[BEGIN Dataset records]

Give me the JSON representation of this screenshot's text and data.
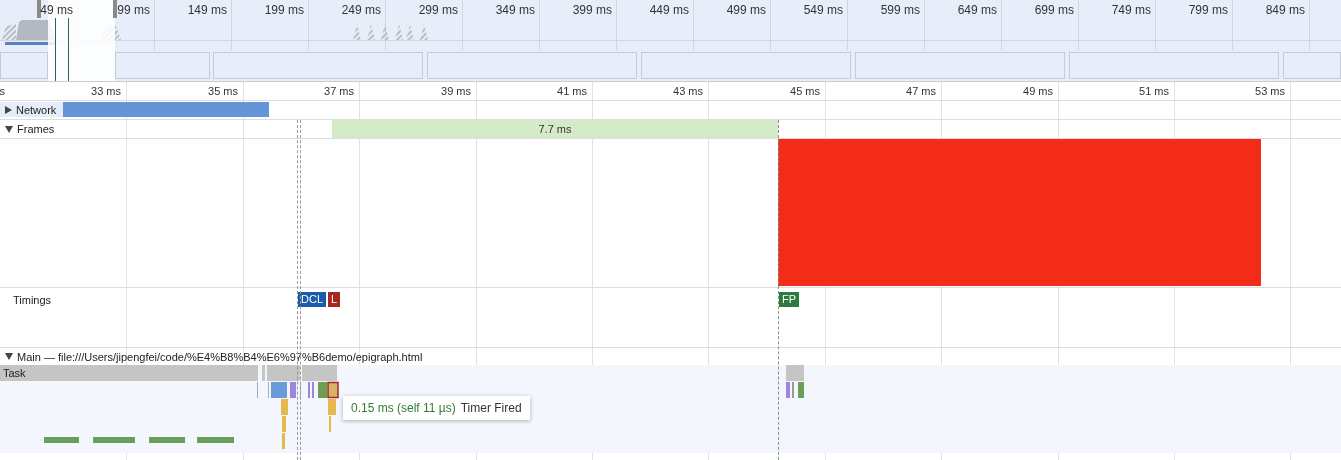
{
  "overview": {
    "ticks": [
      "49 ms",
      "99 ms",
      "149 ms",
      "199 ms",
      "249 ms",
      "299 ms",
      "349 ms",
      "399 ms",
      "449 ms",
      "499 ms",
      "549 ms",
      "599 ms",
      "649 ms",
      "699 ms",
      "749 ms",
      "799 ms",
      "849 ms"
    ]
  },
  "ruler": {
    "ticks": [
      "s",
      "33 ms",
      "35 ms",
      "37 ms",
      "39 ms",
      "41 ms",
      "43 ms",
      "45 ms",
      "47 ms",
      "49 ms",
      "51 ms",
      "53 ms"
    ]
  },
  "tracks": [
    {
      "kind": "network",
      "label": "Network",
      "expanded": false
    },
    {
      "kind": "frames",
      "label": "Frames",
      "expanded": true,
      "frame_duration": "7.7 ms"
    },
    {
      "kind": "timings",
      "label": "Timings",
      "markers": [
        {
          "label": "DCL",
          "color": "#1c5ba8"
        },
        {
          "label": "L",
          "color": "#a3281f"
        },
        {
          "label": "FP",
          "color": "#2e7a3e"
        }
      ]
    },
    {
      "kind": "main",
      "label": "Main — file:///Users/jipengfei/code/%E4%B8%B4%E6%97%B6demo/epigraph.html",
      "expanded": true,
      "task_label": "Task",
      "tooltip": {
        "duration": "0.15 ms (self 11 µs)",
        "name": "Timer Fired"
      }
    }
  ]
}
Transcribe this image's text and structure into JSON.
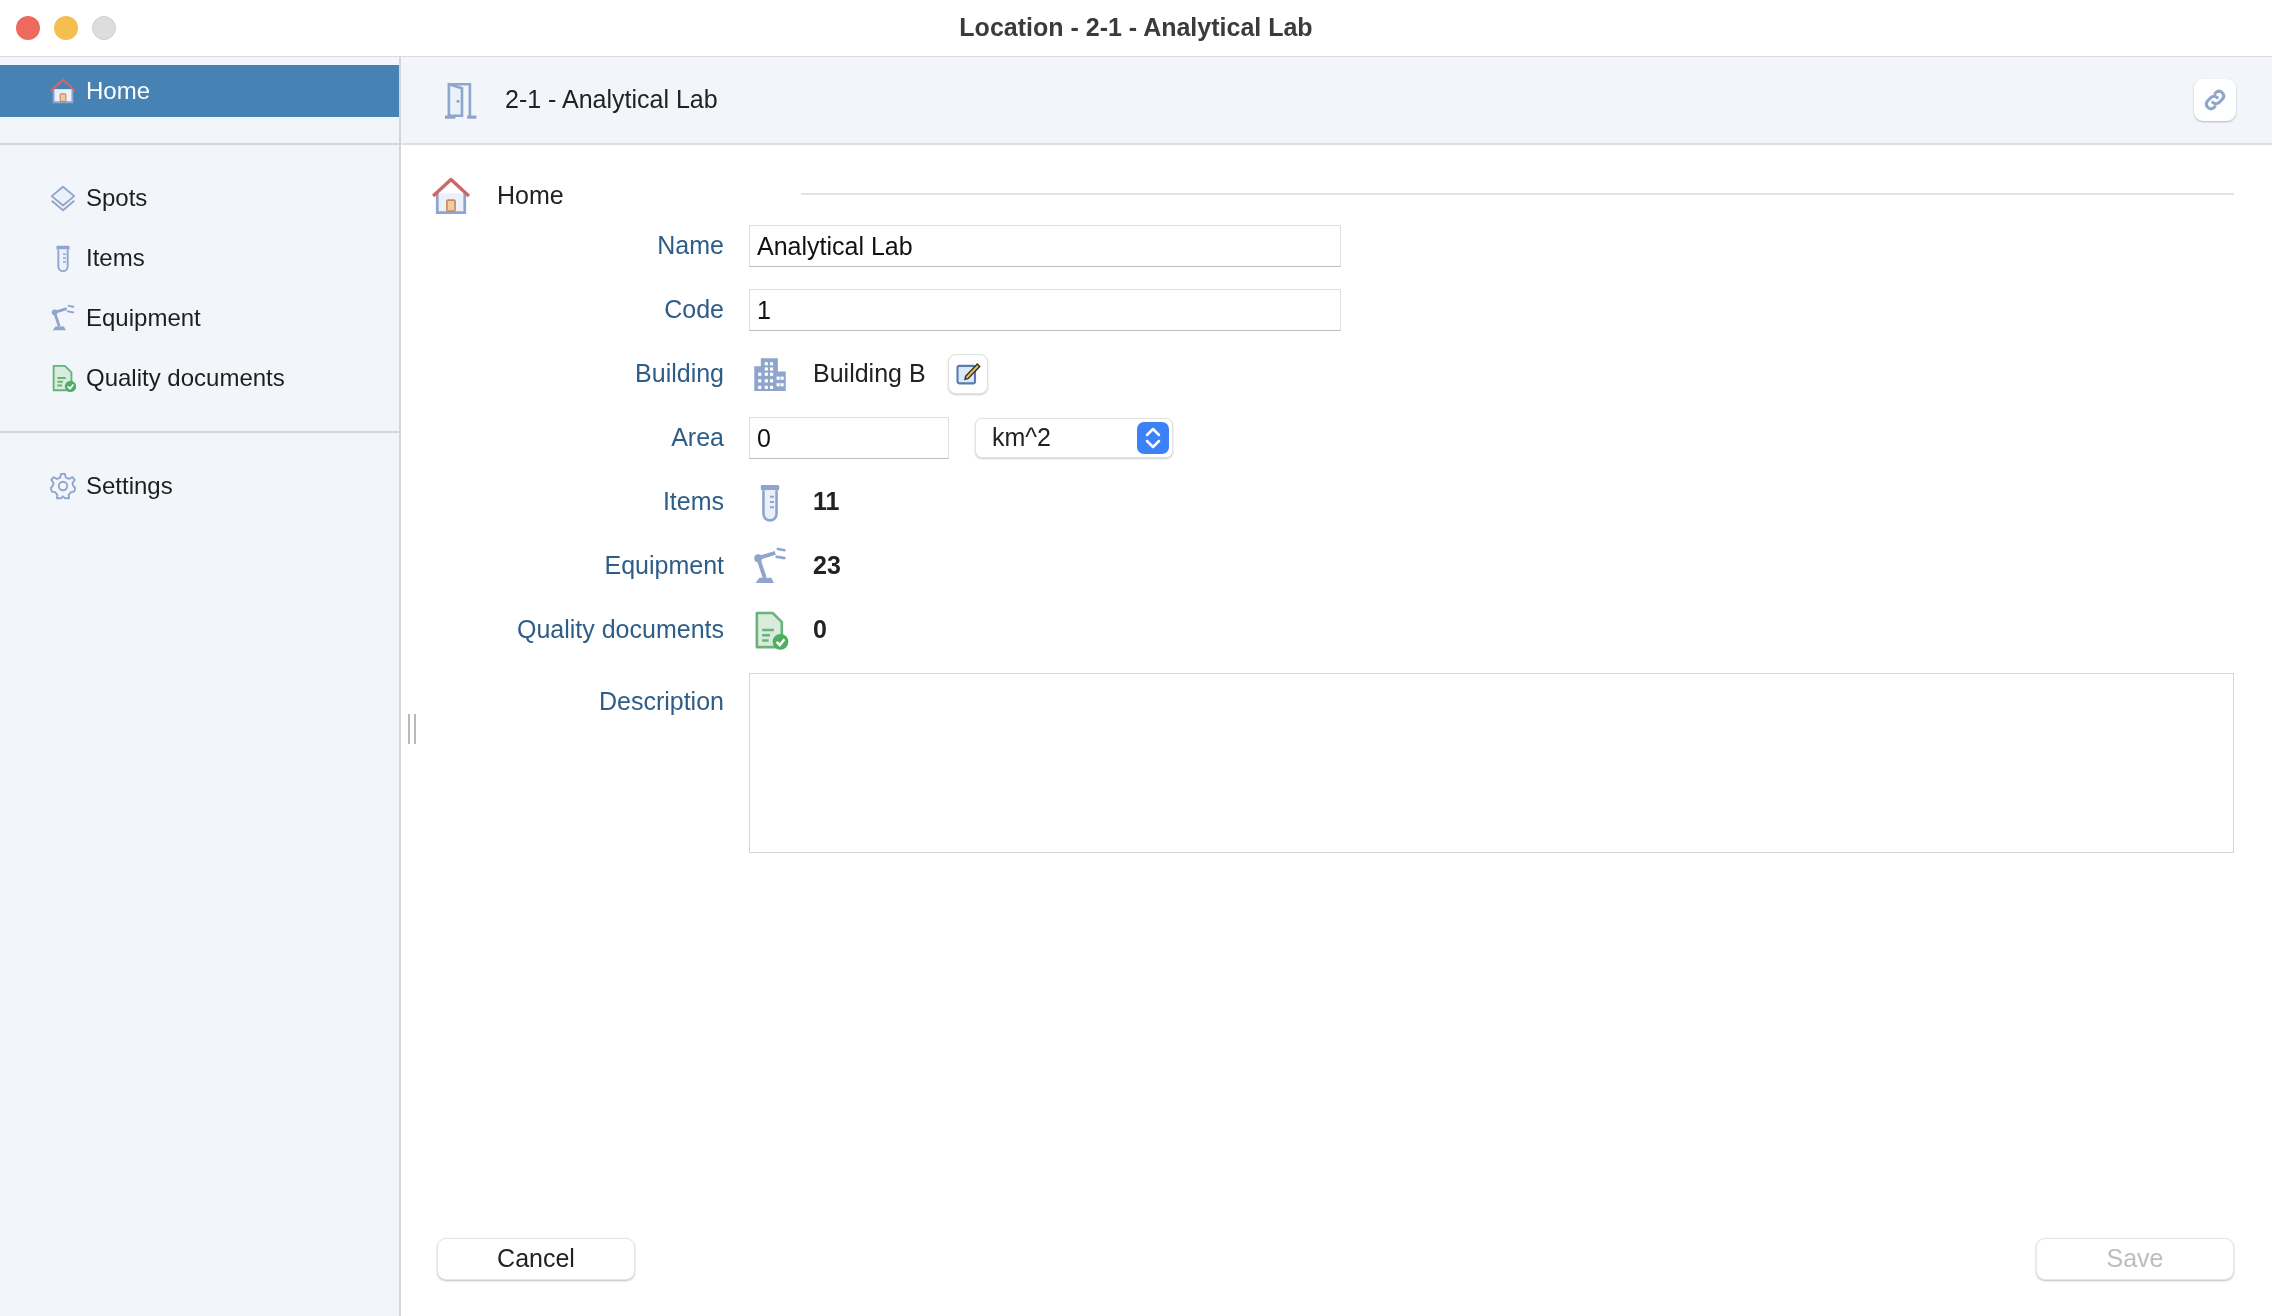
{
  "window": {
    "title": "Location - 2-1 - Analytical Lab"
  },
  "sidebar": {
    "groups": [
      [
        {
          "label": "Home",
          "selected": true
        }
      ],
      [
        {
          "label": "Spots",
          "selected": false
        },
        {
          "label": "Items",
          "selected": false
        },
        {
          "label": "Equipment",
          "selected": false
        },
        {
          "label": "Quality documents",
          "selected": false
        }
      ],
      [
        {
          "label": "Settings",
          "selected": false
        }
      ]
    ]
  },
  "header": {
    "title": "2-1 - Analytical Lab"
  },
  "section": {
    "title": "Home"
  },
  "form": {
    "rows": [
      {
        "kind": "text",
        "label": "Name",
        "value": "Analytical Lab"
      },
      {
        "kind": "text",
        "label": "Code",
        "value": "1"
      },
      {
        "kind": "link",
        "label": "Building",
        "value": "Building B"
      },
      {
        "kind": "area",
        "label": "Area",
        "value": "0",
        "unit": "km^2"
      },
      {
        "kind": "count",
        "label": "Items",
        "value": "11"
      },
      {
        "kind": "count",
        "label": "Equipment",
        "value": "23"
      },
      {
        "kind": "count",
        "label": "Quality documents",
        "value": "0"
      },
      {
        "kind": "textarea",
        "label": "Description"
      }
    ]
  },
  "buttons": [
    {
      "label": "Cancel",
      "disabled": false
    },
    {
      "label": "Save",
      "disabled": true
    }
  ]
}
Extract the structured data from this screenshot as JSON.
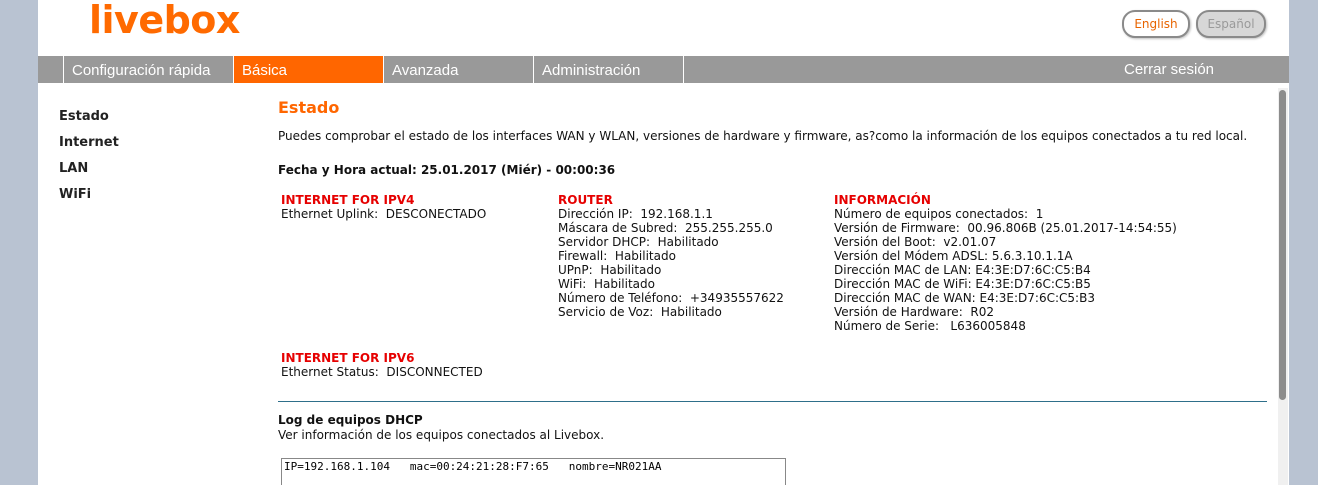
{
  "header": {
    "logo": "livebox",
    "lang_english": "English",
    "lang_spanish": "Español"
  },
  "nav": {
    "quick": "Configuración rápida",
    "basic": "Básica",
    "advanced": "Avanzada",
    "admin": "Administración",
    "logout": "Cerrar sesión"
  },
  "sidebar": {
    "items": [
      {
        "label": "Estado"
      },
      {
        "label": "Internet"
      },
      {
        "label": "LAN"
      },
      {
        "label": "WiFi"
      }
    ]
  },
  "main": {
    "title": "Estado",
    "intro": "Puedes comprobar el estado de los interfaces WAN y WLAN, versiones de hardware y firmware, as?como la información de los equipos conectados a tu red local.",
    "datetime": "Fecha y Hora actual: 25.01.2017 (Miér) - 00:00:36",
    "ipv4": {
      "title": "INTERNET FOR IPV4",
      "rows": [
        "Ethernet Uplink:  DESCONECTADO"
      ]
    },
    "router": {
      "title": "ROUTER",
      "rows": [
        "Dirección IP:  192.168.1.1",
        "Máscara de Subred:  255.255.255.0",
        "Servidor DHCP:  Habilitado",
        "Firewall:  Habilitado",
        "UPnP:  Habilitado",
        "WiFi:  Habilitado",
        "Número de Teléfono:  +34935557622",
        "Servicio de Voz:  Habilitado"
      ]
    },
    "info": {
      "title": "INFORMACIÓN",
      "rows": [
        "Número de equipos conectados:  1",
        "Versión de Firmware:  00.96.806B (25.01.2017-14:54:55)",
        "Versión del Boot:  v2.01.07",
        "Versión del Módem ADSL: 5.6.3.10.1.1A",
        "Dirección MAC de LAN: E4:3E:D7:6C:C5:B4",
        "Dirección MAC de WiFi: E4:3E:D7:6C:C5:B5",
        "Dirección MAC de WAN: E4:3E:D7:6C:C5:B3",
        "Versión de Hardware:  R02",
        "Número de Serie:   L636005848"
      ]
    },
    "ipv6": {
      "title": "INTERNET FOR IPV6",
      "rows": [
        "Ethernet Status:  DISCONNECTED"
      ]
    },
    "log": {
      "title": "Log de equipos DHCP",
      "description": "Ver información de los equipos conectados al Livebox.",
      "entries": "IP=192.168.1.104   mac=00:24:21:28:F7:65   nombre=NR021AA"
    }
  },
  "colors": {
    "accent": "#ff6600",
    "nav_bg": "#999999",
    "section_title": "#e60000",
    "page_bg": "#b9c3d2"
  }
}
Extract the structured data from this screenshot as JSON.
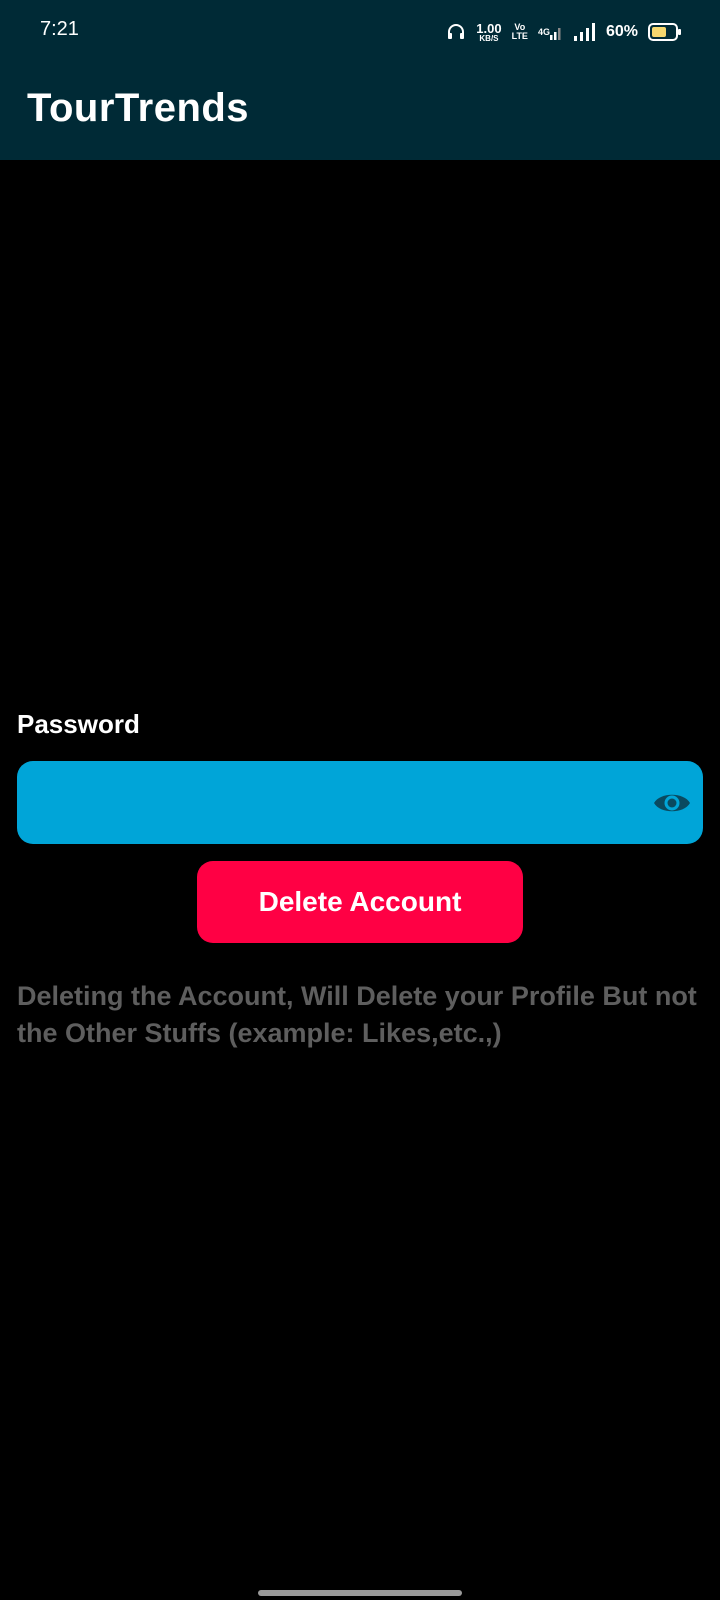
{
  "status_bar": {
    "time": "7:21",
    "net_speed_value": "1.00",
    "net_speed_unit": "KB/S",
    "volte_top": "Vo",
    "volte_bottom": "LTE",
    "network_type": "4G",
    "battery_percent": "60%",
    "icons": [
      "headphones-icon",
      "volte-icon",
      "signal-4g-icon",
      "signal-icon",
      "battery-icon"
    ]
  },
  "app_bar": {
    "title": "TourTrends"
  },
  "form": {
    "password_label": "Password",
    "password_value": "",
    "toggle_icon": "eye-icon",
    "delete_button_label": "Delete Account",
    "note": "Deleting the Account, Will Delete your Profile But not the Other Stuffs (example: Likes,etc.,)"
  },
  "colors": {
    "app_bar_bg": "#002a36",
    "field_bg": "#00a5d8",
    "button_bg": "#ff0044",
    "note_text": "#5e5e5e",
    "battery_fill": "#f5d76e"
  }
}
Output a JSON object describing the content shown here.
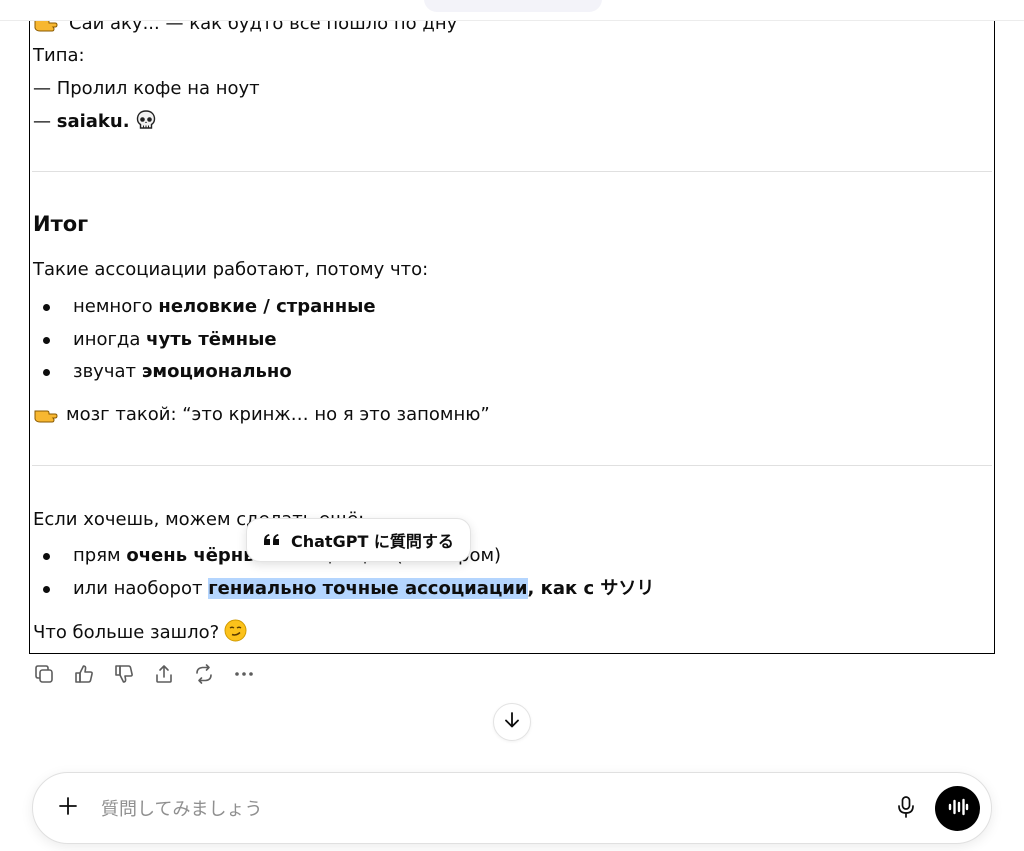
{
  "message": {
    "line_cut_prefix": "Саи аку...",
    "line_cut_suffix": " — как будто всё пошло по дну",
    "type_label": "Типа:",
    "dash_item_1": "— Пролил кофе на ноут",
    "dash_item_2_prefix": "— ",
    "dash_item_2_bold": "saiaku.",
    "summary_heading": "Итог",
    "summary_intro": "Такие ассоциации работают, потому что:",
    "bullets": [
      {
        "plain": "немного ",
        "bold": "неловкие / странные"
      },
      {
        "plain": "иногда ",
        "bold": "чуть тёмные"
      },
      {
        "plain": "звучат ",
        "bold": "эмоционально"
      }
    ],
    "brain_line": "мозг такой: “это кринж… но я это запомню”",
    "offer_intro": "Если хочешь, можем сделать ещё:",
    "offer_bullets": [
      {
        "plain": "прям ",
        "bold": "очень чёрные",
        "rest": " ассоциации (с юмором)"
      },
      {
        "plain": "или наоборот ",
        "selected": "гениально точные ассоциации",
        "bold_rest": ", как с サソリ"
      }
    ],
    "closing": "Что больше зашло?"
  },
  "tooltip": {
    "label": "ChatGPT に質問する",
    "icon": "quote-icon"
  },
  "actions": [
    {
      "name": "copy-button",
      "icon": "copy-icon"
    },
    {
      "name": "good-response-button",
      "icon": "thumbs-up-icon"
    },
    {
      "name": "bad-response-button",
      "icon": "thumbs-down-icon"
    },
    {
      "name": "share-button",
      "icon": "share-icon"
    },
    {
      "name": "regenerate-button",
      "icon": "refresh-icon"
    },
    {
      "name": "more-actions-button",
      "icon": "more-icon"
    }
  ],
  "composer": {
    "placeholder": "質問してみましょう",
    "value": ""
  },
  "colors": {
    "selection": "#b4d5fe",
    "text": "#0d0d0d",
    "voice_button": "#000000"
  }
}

[END Dataset records]

What you need to do
Among the entries above, identify all lines with "this" and copy them.

The output
Give me the JSON representation of this screenshot's text and data.
Transcribe this image's text and structure into JSON.
Extract the structured data from this screenshot as JSON.
Extract the structured data from this screenshot as JSON.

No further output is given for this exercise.